↓

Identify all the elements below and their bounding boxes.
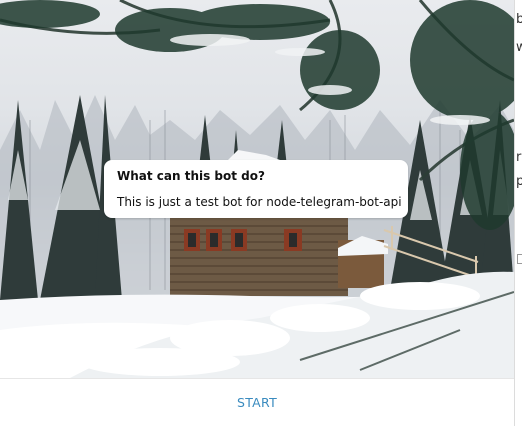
bot-info-bubble: What can this bot do? This is just a tes… [104,160,408,218]
bottom-bar: START [0,378,514,426]
edge-text-fragment: p [516,175,522,189]
chat-background: What can this bot do? This is just a tes… [0,0,514,378]
start-button[interactable]: START [0,379,514,426]
edge-checkbox[interactable] [517,254,522,264]
bot-info-title: What can this bot do? [117,169,265,183]
bot-info-description: This is just a test bot for node-telegra… [117,195,402,209]
edge-text-fragment: r [516,150,522,165]
adjacent-panel-edge: b w r p [514,0,522,426]
edge-text-fragment: b [516,13,522,27]
edge-text-fragment: w [516,41,522,55]
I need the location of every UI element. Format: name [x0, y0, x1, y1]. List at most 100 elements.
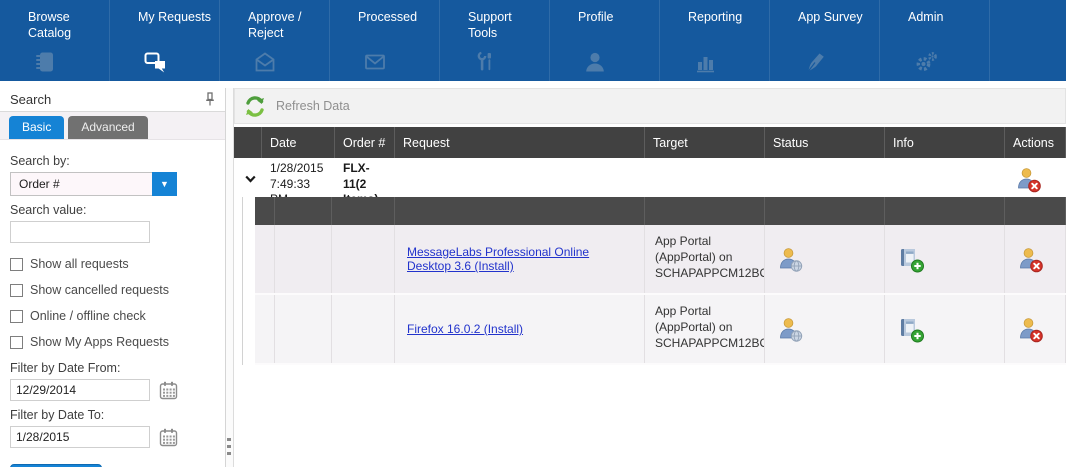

↑

● Exercise description
Recast the whole listing above as a numbered list with one line per entry. Skip any blank lines and leave the pictures out.

● Exercise result
1. Identify all the elements below and their bounding boxes.
2. bot-info-bubble: What can this bot do? This is just a tes… [104,160,408,218]
3. bottom-bar: START [0,378,514,426]
4. edge-text-fragment: p [516,175,522,189]
5. chat-background: What can this bot do? This is just a tes… [0,0,514,378]
6. start-button[interactable]: START [0,379,514,426]
7. edge-checkbox[interactable] [517,254,522,264]
8. bot-info-title: What can this bot do? [117,169,265,183]
9. bot-info-description: This is just a test bot for node-telegra… [117,195,402,209]
10. edge-text-fragment: r [516,150,522,165]
11. adjacent-panel-edge: b w r p [514,0,522,426]
12. edge-text-fragment: b [516,13,522,27]
13. edge-text-fragment: w [516,41,522,55]
14. I need the location of every UI element. Format: name [x0, y0, x1, y1]. List at most 100 elements.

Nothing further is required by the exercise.